• PROMPT:
Pull out every line from the line containing "Give me the" through the end of the material, both ends included, and reproduce it exactly. Keep pictures out.

== == ==

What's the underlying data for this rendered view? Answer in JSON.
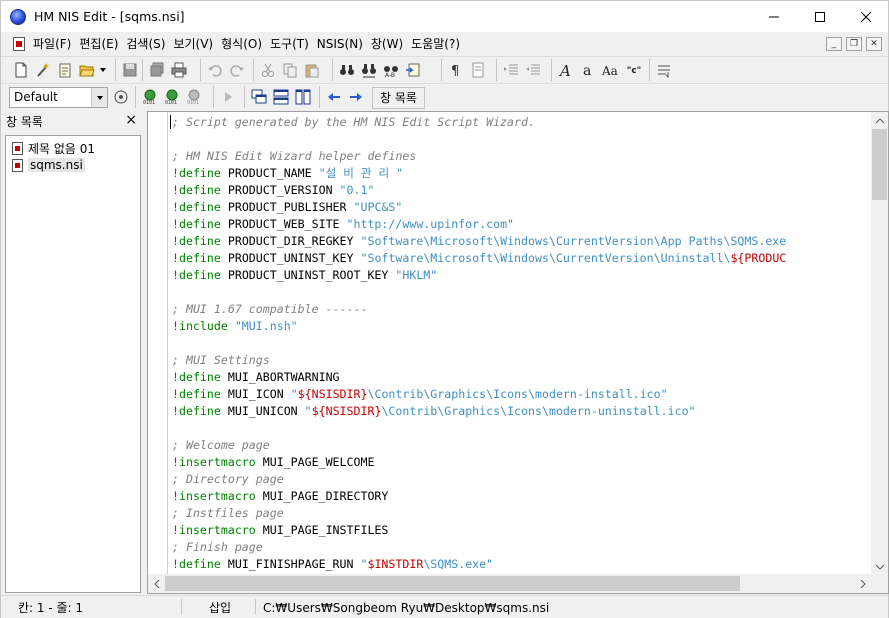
{
  "titlebar": {
    "title": "HM NIS Edit - [sqms.nsi]"
  },
  "menu": {
    "items": [
      "파일(F)",
      "편집(E)",
      "검색(S)",
      "보기(V)",
      "형식(O)",
      "도구(T)",
      "NSIS(N)",
      "창(W)",
      "도움말(?)"
    ]
  },
  "toolbar2": {
    "config_value": "Default",
    "window_list_label": "창 목록"
  },
  "left_pane": {
    "title": "창 목록",
    "files": [
      "제목 없음 01",
      "sqms.nsi"
    ]
  },
  "editor": {
    "lines": [
      [
        {
          "t": "; Script generated by the HM NIS Edit Script Wizard.",
          "c": "comment"
        }
      ],
      [],
      [
        {
          "t": "; HM NIS Edit Wizard helper defines",
          "c": "comment"
        }
      ],
      [
        {
          "t": "!define",
          "c": "kw"
        },
        {
          "t": " PRODUCT_NAME ",
          "c": "id"
        },
        {
          "t": "\"설 비 관 리 \"",
          "c": "str"
        }
      ],
      [
        {
          "t": "!define",
          "c": "kw"
        },
        {
          "t": " PRODUCT_VERSION ",
          "c": "id"
        },
        {
          "t": "\"0.1\"",
          "c": "str"
        }
      ],
      [
        {
          "t": "!define",
          "c": "kw"
        },
        {
          "t": " PRODUCT_PUBLISHER ",
          "c": "id"
        },
        {
          "t": "\"UPC&S\"",
          "c": "str"
        }
      ],
      [
        {
          "t": "!define",
          "c": "kw"
        },
        {
          "t": " PRODUCT_WEB_SITE ",
          "c": "id"
        },
        {
          "t": "\"http://www.upinfor.com\"",
          "c": "str"
        }
      ],
      [
        {
          "t": "!define",
          "c": "kw"
        },
        {
          "t": " PRODUCT_DIR_REGKEY ",
          "c": "id"
        },
        {
          "t": "\"Software\\Microsoft\\Windows\\CurrentVersion\\App Paths\\SQMS.exe",
          "c": "str"
        }
      ],
      [
        {
          "t": "!define",
          "c": "kw"
        },
        {
          "t": " PRODUCT_UNINST_KEY ",
          "c": "id"
        },
        {
          "t": "\"Software\\Microsoft\\Windows\\CurrentVersion\\Uninstall\\",
          "c": "str"
        },
        {
          "t": "${PRODUC",
          "c": "var"
        }
      ],
      [
        {
          "t": "!define",
          "c": "kw"
        },
        {
          "t": " PRODUCT_UNINST_ROOT_KEY ",
          "c": "id"
        },
        {
          "t": "\"HKLM\"",
          "c": "str"
        }
      ],
      [],
      [
        {
          "t": "; MUI 1.67 compatible ------",
          "c": "comment"
        }
      ],
      [
        {
          "t": "!include",
          "c": "kw"
        },
        {
          "t": " ",
          "c": "id"
        },
        {
          "t": "\"MUI.nsh\"",
          "c": "str"
        }
      ],
      [],
      [
        {
          "t": "; MUI Settings",
          "c": "comment"
        }
      ],
      [
        {
          "t": "!define",
          "c": "kw"
        },
        {
          "t": " MUI_ABORTWARNING",
          "c": "id"
        }
      ],
      [
        {
          "t": "!define",
          "c": "kw"
        },
        {
          "t": " MUI_ICON ",
          "c": "id"
        },
        {
          "t": "\"",
          "c": "str"
        },
        {
          "t": "${NSISDIR}",
          "c": "var"
        },
        {
          "t": "\\Contrib\\Graphics\\Icons\\modern-install.ico\"",
          "c": "str"
        }
      ],
      [
        {
          "t": "!define",
          "c": "kw"
        },
        {
          "t": " MUI_UNICON ",
          "c": "id"
        },
        {
          "t": "\"",
          "c": "str"
        },
        {
          "t": "${NSISDIR}",
          "c": "var"
        },
        {
          "t": "\\Contrib\\Graphics\\Icons\\modern-uninstall.ico\"",
          "c": "str"
        }
      ],
      [],
      [
        {
          "t": "; Welcome page",
          "c": "comment"
        }
      ],
      [
        {
          "t": "!insertmacro",
          "c": "kw"
        },
        {
          "t": " MUI_PAGE_WELCOME",
          "c": "id"
        }
      ],
      [
        {
          "t": "; Directory page",
          "c": "comment"
        }
      ],
      [
        {
          "t": "!insertmacro",
          "c": "kw"
        },
        {
          "t": " MUI_PAGE_DIRECTORY",
          "c": "id"
        }
      ],
      [
        {
          "t": "; Instfiles page",
          "c": "comment"
        }
      ],
      [
        {
          "t": "!insertmacro",
          "c": "kw"
        },
        {
          "t": " MUI_PAGE_INSTFILES",
          "c": "id"
        }
      ],
      [
        {
          "t": "; Finish page",
          "c": "comment"
        }
      ],
      [
        {
          "t": "!define",
          "c": "kw"
        },
        {
          "t": " MUI_FINISHPAGE_RUN ",
          "c": "id"
        },
        {
          "t": "\"",
          "c": "str"
        },
        {
          "t": "$INSTDIR",
          "c": "var"
        },
        {
          "t": "\\SQMS.exe\"",
          "c": "str"
        }
      ]
    ]
  },
  "statusbar": {
    "position": "칸: 1 - 줄: 1",
    "mode": "삽입",
    "path": "C:₩Users₩Songbeom Ryu₩Desktop₩sqms.nsi"
  },
  "colors": {
    "comment": "#808080",
    "keyword": "#008000",
    "string": "#4090c0",
    "variable": "#c00000"
  }
}
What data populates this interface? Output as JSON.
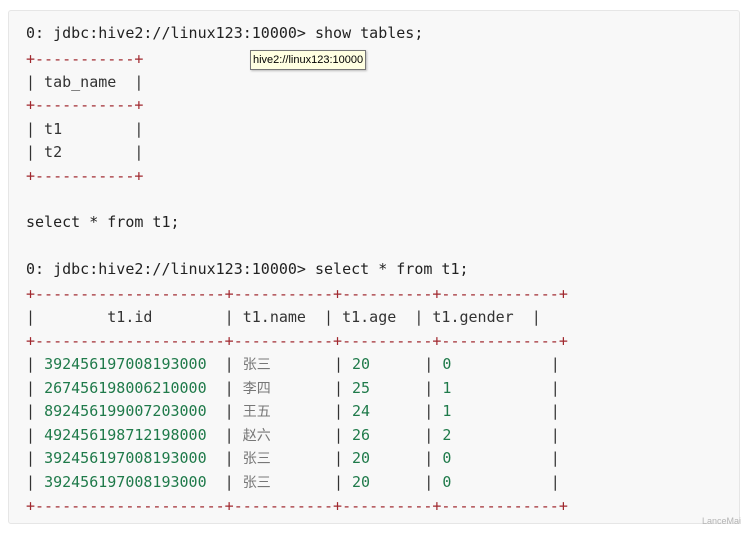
{
  "prompt_line_1": "0: jdbc:hive2://linux123:10000> show tables;",
  "tooltip_text": "hive2://linux123:10000",
  "tables_result": {
    "border": "+-----------+",
    "header": "| tab_name  |",
    "rows": [
      "| t1        |",
      "| t2        |"
    ]
  },
  "select_statement": "select * from t1;",
  "prompt_line_2": "0: jdbc:hive2://linux123:10000> select * from t1;",
  "t1_result": {
    "border": "+---------------------+-----------+----------+-------------+",
    "header": "|        t1.id        | t1.name  | t1.age  | t1.gender  |",
    "rows": [
      {
        "id": "392456197008193000",
        "name": "张三",
        "age": "20",
        "gender": "0"
      },
      {
        "id": "267456198006210000",
        "name": "李四",
        "age": "25",
        "gender": "1"
      },
      {
        "id": "892456199007203000",
        "name": "王五",
        "age": "24",
        "gender": "1"
      },
      {
        "id": "492456198712198000",
        "name": "赵六",
        "age": "26",
        "gender": "2"
      },
      {
        "id": "392456197008193000",
        "name": "张三",
        "age": "20",
        "gender": "0"
      },
      {
        "id": "392456197008193000",
        "name": "张三",
        "age": "20",
        "gender": "0"
      }
    ]
  },
  "watermark": "LanceMai"
}
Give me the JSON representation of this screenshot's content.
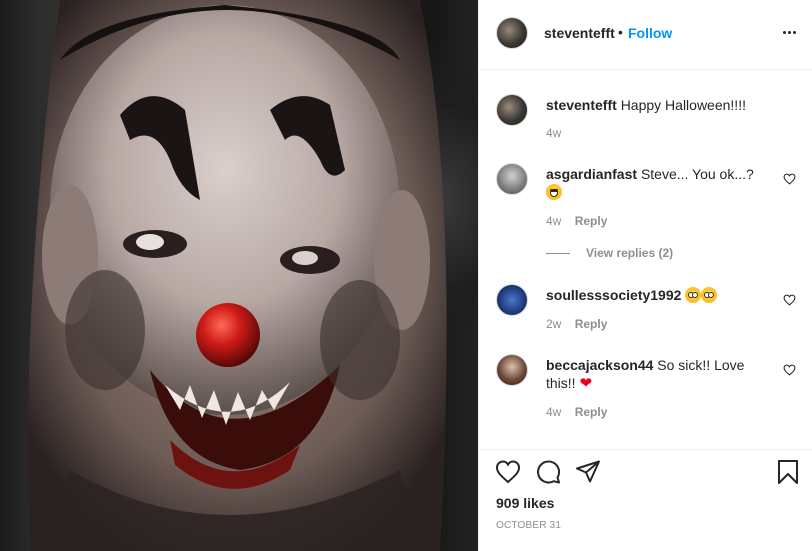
{
  "post": {
    "photo_icon": "clown-tattoo-photo",
    "author": "steventefft",
    "follow_label": "Follow",
    "separator": "•",
    "caption": {
      "username": "steventefft",
      "text": "Happy Halloween!!!!",
      "age": "4w"
    },
    "comments": [
      {
        "username": "asgardianfast",
        "text": "Steve... You ok...?",
        "emoji": "grinning-sweat-emoji",
        "age": "4w",
        "reply_label": "Reply"
      },
      {
        "username": "soullesssociety1992",
        "text": "",
        "emoji": "flushed-emoji",
        "age": "2w",
        "reply_label": "Reply"
      },
      {
        "username": "beccajackson44",
        "text": "So sick!! Love this!!",
        "emoji": "red-heart-emoji",
        "age": "4w",
        "reply_label": "Reply"
      }
    ],
    "view_replies_label": "View replies (2)",
    "likes": "909 likes",
    "date": "OCTOBER 31",
    "colors": {
      "link": "#0095f6",
      "muted": "#8e8e8e",
      "text": "#262626",
      "divider": "#efefef",
      "heart": "#e8001f"
    }
  }
}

== == ==

• RESULT OF THIS TASK:
Give me the JSON representation of this screenshot's content.
{
  "post": {
    "photo_icon": "clown-tattoo-photo",
    "author": "steventefft",
    "follow_label": "Follow",
    "separator": "•",
    "caption": {
      "username": "steventefft",
      "text": "Happy Halloween!!!!",
      "age": "4w"
    },
    "comments": [
      {
        "username": "asgardianfast",
        "text": "Steve... You ok...?",
        "emoji": "grinning-sweat-emoji",
        "age": "4w",
        "reply_label": "Reply"
      },
      {
        "username": "soullesssociety1992",
        "text": "",
        "emoji": "flushed-emoji",
        "age": "2w",
        "reply_label": "Reply"
      },
      {
        "username": "beccajackson44",
        "text": "So sick!! Love this!!",
        "emoji": "red-heart-emoji",
        "age": "4w",
        "reply_label": "Reply"
      }
    ],
    "view_replies_label": "View replies (2)",
    "likes": "909 likes",
    "date": "OCTOBER 31",
    "colors": {
      "link": "#0095f6",
      "muted": "#8e8e8e",
      "text": "#262626",
      "divider": "#efefef",
      "heart": "#e8001f"
    }
  }
}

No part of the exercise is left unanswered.